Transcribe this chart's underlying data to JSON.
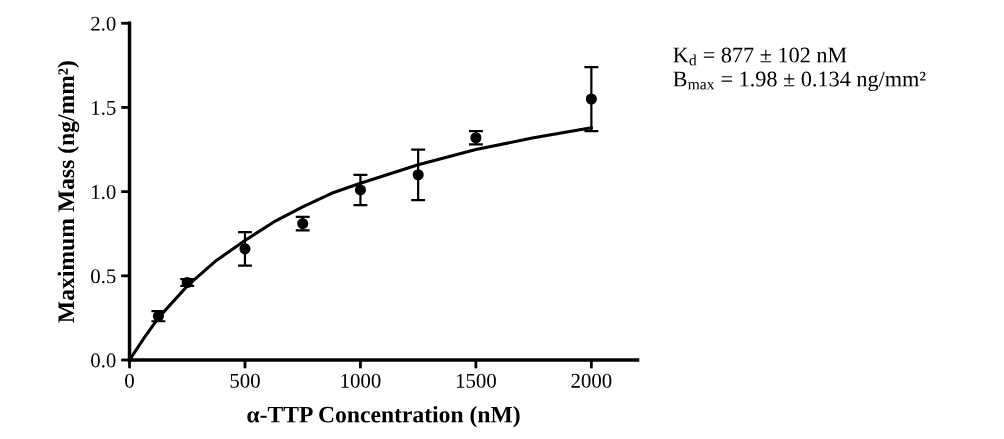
{
  "chart_data": {
    "type": "scatter",
    "xlabel": "α-TTP Concentration (nM)",
    "ylabel": "Maximum Mass (ng/mm²)",
    "annotations": [
      "K$_{d}$ = 877 ± 102 nM",
      "B$_{max}$ = 1.98 ± 0.134 ng/mm²"
    ],
    "xlim": [
      0,
      2200
    ],
    "xticks": [
      0,
      500,
      1000,
      1500,
      2000
    ],
    "ylim": [
      0,
      2.0
    ],
    "yticks": [
      {
        "value": 0,
        "label": "0.0"
      },
      0.5,
      {
        "value": 1,
        "label": "1.0"
      },
      1.5,
      {
        "value": 2,
        "label": "2.0"
      }
    ],
    "grid": false,
    "legend": false,
    "marker": "circle",
    "series": [
      {
        "color": "#000000",
        "x": [
          125,
          250,
          500,
          750,
          1000,
          1250,
          1500,
          2000
        ],
        "values": [
          0.26,
          0.46,
          0.66,
          0.81,
          1.01,
          1.1,
          1.32,
          1.55
        ],
        "errors": [
          [
            0.23,
            0.29
          ],
          [
            0.44,
            0.48
          ],
          [
            0.56,
            0.76
          ],
          [
            0.77,
            0.85
          ],
          [
            0.92,
            1.1
          ],
          [
            0.95,
            1.25
          ],
          [
            1.28,
            1.36
          ],
          [
            1.36,
            1.74
          ]
        ]
      },
      {
        "type": "line",
        "color": "#000000",
        "marker": "none",
        "line_style": "solid",
        "x": [
          0,
          62.5,
          125,
          250,
          375,
          500,
          625,
          750,
          875,
          1000,
          1250,
          1500,
          1750,
          2000
        ],
        "values": [
          0,
          0.13,
          0.25,
          0.44,
          0.59,
          0.71,
          0.82,
          0.91,
          0.99,
          1.05,
          1.16,
          1.25,
          1.32,
          1.38
        ]
      }
    ]
  }
}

..............................

Reproduce all of the material exactly, apart from the pictures.

Transcribe this chart's underlying data to JSON.
{
  "chart_data": {
    "type": "scatter",
    "xlabel": "α-TTP Concentration (nM)",
    "ylabel": "Maximum Mass (ng/mm²)",
    "annotations": [
      "K$_{d}$ = 877 ± 102 nM",
      "B$_{max}$ = 1.98 ± 0.134 ng/mm²"
    ],
    "xlim": [
      0,
      2200
    ],
    "xticks": [
      0,
      500,
      1000,
      1500,
      2000
    ],
    "ylim": [
      0,
      2.0
    ],
    "yticks": [
      {
        "value": 0,
        "label": "0.0"
      },
      0.5,
      {
        "value": 1,
        "label": "1.0"
      },
      1.5,
      {
        "value": 2,
        "label": "2.0"
      }
    ],
    "grid": false,
    "legend": false,
    "marker": "circle",
    "series": [
      {
        "color": "#000000",
        "x": [
          125,
          250,
          500,
          750,
          1000,
          1250,
          1500,
          2000
        ],
        "values": [
          0.26,
          0.46,
          0.66,
          0.81,
          1.01,
          1.1,
          1.32,
          1.55
        ],
        "errors": [
          [
            0.23,
            0.29
          ],
          [
            0.44,
            0.48
          ],
          [
            0.56,
            0.76
          ],
          [
            0.77,
            0.85
          ],
          [
            0.92,
            1.1
          ],
          [
            0.95,
            1.25
          ],
          [
            1.28,
            1.36
          ],
          [
            1.36,
            1.74
          ]
        ]
      },
      {
        "type": "line",
        "color": "#000000",
        "marker": "none",
        "line_style": "solid",
        "x": [
          0,
          62.5,
          125,
          250,
          375,
          500,
          625,
          750,
          875,
          1000,
          1250,
          1500,
          1750,
          2000
        ],
        "values": [
          0,
          0.13,
          0.25,
          0.44,
          0.59,
          0.71,
          0.82,
          0.91,
          0.99,
          1.05,
          1.16,
          1.25,
          1.32,
          1.38
        ]
      }
    ]
  }
}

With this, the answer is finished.